▶ [WHAT YOU NEED TO DO]: Look through the listing for the word "padding". Copy each line that has it.

Data excerpts:
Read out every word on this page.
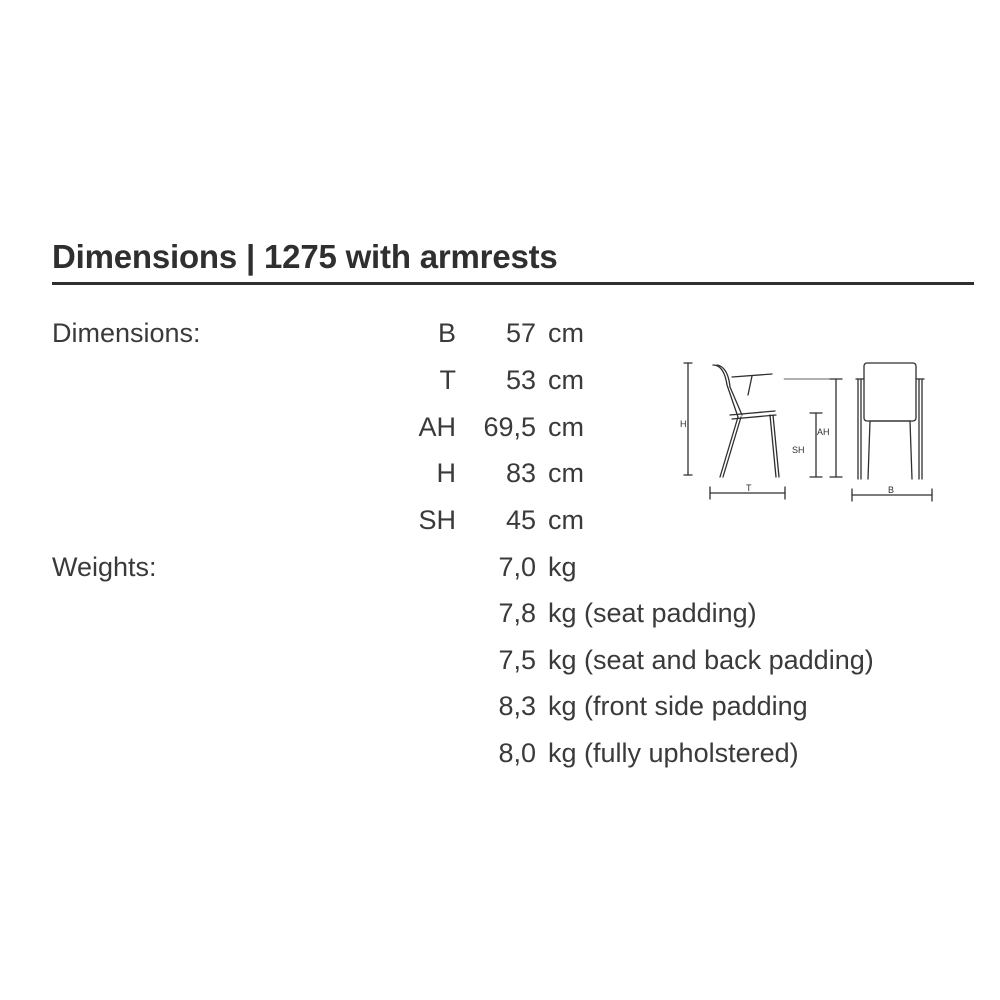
Dimensions | 1275 with armrests
Dimensions:	B 57 cm
T 53 cm
AH 69,5 cm
H 83 cm
SH 45 cm
Weights:	7,0 kg
7,8 kg (seat padding)
7,5 kg (seat and back padding)
8,3 kg (front side padding
8,0 kg (fully upholstered)
H
SH
AH
T	B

▶ [WRITTEN RESPONSE]:
7,8 kg (seat padding)
7,5 kg (seat and back padding)
8,3 kg (front side padding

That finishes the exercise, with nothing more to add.